▶ Görevler:
1 > Karar metnine göre, yalnızca hüküm özeti tefhim edildiğinde gerekçeli karar en geç ne kadar sürede yazılıp tebliğe çıkarılmalıdır?
2 > Karar metninde "01.10.2011 tarihinde yürürlüğe" ile "da aynı yöndedir)." arasındaki kısmı, bu iki ifade de dahil olmak üzere hiç değiştirmeden tekrar yazın.
3 > Karar metninde "Mahkemece, taraflara tefhim edilen" diye başlayan paragrafı, ana bilgileri koruyarak kısa bir madde listesine dönüştürün.

▶ Metin:
□ □ □ □
YARGITAY 21. HUKUK DAİRESİ Esas : 2016/17702 Karar : 2017/1739 Tarih : 7.03.2017

  • HMK 348. Madde

  • Katılma Yolu İle Başvurma

01.10.2011 tarihinde yürürlüğe giren 6100 sayılı HMK’nın 321.maddesinin 2.fıkrasına göre; kararın tefhimi için hükme ilişkin tüm hususların gerekçesi ile birlikte açıklanamadığı ve bu nedenle zorunlu olarak hüküm özetinin tefhim edildiği hallerde, gerekçeli kararın en geç bir ay içinde yazılarak tebliğe çıkartılması gerekir. Bu hüküm doğrultusunda, hükme ilişkin tüm hususların gerekçesi ile birlikte tefhim edilmediği hallerde gerekçeli kararın taraflara tebliği zorunludur (Anayasa Mahkemesi Başkanlığı’nın (İkinci Bölüm) 20.03.2014 gün ve 2012/1034 Başvuru sayılı kararı da aynı yöndedir).

Mahkemece, taraflara tefhim edilen kısa kararda (hüküm özeti) hükmün tüm unsurları yer almakla birlikte kararın gerekçesinin tefhim edilememesi halinde temyiz süresi gerekçeli kararın tebliğinden itibaren başlar. Ancak, hüküm tüm unsurları ve gerekçesi ile birlikte tefhim edilmiş ise artık hükmün HMK’nın 321/2 maddesine göre usulüne uygun ve eksiksiz bir biçimde tefhim edildiği kabul edilir ve temyiz süresi tefhim tarihinden itibaren başlar. 5521 sayılı Kanun‘un 8.maddesinde yer alan ve temyiz süresinin başlangıcına esas alınan tefhim kavramının “hükme ilişkin tüm hususların gerekçesi ile birlikte açıklandığı hal“ olarak anlaşılması zorunludur.
□ □ □ □
[Veri kümesi kayıtları]
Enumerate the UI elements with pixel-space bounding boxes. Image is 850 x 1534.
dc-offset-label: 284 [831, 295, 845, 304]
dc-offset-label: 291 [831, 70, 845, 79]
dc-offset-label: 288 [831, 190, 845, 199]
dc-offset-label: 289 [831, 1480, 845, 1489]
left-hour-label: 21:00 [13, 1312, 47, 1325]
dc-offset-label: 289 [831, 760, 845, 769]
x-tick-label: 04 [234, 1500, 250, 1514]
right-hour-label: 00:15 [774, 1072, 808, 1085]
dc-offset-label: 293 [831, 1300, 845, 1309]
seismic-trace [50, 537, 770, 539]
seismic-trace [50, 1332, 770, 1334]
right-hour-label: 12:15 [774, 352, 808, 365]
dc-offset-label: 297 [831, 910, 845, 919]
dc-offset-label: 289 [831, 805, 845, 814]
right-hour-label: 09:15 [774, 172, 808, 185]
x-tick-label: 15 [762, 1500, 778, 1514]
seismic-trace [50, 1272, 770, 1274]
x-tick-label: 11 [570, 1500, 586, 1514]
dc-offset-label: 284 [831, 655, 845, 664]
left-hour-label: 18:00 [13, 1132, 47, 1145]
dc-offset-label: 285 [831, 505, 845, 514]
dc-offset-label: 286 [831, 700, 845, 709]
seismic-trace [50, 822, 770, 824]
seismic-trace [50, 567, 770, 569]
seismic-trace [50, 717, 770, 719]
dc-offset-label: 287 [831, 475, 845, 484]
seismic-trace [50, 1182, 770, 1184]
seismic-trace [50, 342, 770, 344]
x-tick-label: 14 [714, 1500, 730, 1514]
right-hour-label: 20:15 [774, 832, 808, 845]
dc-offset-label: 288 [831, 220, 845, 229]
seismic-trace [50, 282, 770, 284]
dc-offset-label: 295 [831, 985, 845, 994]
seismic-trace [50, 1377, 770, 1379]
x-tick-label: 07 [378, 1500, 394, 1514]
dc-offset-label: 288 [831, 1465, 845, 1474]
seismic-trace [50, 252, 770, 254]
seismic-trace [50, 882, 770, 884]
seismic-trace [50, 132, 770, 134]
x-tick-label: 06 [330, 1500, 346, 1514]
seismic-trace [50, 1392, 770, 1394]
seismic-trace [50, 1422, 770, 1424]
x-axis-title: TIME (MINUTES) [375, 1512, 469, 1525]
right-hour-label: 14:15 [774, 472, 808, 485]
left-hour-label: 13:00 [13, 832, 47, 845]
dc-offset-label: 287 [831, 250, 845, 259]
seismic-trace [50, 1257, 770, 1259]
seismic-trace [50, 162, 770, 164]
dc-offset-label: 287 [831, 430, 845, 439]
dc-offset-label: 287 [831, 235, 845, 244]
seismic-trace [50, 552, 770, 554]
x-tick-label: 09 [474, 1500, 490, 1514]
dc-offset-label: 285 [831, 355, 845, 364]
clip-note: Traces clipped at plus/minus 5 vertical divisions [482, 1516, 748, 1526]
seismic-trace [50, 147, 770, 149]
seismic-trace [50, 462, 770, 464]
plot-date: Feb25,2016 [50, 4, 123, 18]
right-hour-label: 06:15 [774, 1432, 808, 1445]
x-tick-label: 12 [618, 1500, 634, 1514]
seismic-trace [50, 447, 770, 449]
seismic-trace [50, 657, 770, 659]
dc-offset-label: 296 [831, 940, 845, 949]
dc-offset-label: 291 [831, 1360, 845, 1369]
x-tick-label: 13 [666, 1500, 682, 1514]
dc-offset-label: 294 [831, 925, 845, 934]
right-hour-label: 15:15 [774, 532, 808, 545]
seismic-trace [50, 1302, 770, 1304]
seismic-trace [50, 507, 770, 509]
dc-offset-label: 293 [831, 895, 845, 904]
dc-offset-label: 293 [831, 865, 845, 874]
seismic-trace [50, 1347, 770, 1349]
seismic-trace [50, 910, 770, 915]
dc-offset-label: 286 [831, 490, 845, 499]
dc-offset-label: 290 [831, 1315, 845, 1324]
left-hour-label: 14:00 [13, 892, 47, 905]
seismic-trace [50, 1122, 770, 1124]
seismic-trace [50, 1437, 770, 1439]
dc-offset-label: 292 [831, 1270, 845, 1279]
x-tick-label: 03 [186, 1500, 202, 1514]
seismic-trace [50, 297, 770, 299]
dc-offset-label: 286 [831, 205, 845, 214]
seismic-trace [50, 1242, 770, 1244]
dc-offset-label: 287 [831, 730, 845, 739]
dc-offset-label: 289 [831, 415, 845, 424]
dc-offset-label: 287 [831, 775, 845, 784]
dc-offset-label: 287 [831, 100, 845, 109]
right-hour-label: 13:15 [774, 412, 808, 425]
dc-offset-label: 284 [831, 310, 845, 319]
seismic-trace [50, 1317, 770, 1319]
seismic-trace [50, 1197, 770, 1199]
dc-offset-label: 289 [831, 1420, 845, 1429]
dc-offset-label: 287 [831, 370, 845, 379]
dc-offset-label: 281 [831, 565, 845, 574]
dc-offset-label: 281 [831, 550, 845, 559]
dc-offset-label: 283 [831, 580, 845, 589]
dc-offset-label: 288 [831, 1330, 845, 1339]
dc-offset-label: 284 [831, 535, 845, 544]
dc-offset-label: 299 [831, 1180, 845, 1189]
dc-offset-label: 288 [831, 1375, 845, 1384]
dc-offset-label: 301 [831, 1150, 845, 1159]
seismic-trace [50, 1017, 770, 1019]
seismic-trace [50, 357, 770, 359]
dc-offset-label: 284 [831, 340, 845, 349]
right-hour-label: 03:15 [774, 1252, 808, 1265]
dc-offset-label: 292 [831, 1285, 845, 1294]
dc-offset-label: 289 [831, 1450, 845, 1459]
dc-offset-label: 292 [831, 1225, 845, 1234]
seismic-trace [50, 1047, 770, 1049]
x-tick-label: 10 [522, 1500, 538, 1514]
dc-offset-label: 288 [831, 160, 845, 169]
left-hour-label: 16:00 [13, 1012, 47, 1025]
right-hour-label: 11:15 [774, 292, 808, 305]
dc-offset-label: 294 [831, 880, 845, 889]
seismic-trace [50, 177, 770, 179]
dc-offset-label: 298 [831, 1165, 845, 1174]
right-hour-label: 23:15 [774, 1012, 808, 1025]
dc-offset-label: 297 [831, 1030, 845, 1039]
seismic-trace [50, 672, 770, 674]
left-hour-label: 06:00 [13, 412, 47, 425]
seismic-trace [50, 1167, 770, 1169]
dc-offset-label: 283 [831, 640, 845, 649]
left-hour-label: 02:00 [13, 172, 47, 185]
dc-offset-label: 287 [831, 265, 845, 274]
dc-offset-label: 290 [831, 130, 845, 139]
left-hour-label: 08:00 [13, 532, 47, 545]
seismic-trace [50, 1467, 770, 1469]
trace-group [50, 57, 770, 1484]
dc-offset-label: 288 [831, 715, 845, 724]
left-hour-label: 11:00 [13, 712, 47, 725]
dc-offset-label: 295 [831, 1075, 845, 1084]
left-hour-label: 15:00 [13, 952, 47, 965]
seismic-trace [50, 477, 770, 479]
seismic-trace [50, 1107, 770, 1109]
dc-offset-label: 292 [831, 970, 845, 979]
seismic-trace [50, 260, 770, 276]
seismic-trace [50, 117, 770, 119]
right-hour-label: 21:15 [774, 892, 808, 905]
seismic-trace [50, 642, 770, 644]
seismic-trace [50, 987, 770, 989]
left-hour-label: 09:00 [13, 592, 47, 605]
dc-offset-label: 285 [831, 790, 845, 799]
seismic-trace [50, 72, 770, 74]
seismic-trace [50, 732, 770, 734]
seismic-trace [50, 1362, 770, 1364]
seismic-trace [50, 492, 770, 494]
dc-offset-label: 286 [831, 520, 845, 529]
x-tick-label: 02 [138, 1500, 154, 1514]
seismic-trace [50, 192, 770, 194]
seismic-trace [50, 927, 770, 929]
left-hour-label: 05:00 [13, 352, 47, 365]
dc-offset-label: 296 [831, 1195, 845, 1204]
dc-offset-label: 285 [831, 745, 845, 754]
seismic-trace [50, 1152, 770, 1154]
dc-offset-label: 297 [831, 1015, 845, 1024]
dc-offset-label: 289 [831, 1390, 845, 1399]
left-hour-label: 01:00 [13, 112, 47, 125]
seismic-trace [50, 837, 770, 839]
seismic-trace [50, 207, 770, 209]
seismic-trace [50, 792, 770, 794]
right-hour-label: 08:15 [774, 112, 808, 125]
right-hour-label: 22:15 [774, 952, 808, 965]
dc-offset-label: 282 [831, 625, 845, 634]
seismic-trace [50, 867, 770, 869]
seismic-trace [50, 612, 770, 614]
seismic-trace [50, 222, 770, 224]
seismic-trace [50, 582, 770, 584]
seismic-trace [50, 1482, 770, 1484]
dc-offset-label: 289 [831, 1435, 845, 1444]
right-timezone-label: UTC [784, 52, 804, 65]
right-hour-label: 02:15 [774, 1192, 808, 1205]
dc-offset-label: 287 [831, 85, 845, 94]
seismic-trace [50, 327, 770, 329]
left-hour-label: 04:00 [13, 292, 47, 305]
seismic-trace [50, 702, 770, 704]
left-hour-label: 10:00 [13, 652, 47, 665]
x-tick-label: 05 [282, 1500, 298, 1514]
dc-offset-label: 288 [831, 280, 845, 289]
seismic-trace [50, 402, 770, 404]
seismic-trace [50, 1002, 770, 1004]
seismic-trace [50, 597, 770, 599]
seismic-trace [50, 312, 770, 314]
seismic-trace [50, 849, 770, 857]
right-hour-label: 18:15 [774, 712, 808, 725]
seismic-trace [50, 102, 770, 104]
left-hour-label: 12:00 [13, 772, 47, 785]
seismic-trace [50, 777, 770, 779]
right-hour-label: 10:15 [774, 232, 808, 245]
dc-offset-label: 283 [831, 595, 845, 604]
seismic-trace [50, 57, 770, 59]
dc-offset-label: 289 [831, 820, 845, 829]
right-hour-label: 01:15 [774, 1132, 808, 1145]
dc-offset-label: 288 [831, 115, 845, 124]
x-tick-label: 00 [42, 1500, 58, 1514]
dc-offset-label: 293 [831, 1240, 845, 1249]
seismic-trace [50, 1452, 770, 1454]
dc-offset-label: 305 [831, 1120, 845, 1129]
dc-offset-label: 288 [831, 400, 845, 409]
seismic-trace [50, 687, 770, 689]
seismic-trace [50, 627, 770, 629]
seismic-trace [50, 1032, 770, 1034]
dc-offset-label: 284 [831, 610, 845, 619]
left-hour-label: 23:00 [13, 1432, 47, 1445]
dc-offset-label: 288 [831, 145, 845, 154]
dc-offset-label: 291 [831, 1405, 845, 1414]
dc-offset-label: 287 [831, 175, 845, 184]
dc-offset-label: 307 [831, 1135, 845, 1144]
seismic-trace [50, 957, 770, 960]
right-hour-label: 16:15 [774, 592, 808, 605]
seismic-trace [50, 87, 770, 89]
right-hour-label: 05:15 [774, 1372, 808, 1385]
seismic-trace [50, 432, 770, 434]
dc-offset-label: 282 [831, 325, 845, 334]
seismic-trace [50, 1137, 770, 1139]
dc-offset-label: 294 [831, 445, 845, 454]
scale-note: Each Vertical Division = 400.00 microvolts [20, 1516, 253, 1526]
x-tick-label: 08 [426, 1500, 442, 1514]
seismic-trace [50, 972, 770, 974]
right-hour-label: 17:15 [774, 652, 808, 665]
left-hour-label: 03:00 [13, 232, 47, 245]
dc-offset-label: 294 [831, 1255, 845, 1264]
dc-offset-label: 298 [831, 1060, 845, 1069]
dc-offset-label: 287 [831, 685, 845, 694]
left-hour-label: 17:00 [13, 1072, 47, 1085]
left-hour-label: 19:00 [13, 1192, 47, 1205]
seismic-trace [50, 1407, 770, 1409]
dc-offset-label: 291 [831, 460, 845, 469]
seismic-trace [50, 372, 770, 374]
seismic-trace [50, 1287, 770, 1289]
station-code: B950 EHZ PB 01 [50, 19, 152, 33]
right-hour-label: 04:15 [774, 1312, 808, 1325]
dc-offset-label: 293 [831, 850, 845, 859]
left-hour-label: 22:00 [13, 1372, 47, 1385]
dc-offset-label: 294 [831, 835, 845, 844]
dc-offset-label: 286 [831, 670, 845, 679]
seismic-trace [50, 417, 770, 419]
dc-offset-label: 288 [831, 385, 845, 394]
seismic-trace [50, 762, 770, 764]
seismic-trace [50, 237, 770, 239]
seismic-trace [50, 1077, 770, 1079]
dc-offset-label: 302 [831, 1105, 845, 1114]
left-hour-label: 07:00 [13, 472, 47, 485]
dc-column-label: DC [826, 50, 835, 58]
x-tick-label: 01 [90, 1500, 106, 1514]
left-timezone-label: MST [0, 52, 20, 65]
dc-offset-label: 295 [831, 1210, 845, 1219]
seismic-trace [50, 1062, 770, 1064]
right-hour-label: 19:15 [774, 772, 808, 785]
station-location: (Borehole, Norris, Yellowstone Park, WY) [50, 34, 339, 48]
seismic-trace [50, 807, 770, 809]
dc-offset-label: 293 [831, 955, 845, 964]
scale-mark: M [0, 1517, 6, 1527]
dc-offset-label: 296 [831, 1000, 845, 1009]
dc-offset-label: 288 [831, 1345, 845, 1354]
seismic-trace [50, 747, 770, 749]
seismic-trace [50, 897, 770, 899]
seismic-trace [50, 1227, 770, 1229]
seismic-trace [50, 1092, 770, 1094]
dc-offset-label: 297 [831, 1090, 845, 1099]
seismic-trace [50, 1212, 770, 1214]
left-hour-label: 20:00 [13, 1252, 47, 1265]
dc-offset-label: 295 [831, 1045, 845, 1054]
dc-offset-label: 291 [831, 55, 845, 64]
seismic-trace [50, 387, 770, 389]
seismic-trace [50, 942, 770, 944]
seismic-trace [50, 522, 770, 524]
□ □ □ □
▶ Verilen Yanıtlar:
1 > En geç bir ay içinde.

2 >
01.10.2011 tarihinde yürürlüğe giren 6100 sayılı HMK’nın 321.maddesinin 2.fıkrasına göre; kararın tefhimi için hükme ilişkin tüm hususların gerekçesi ile birlikte açıklanamadığı ve bu nedenle zorunlu olarak hüküm özetinin tefhim edildiği hallerde, gerekçeli kararın en geç bir ay içinde yazılarak tebliğe çıkartılması gerekir. Bu hüküm doğrultusunda, hükme ilişkin tüm hususların gerekçesi ile birlikte tefhim edilmediği hallerde gerekçeli kararın taraflara tebliği zorunludur (Anayasa Mahkemesi Başkanlığı’nın (İkinci Bölüm) 20.03.2014 gün ve 2012/1034 Başvuru sayılı kararı da aynı yöndedir).

3 >
- Kısa kararda hükmün tüm unsurları yer alır ama gerekçe tefhim edilemezse, temyiz süresi gerekçeli kararın tebliğinden itibaren başlar.
- Hüküm tüm unsurları ve gerekçesiyle birlikte tefhim edilmişse, HMK'nın 321/2 maddesine göre usulüne uygun ve eksiksiz tefhim edildiği kabul edilir. Bu durumda temyiz süresi tefhim tarihinden itibaren başlar.
- 5521 sayılı Kanun'un 8. maddesindeki tefhim kavramı, "hükme ilişkin tüm hususların gerekçesi ile birlikte açıklandığı hal" olarak anlaşılmalıdır.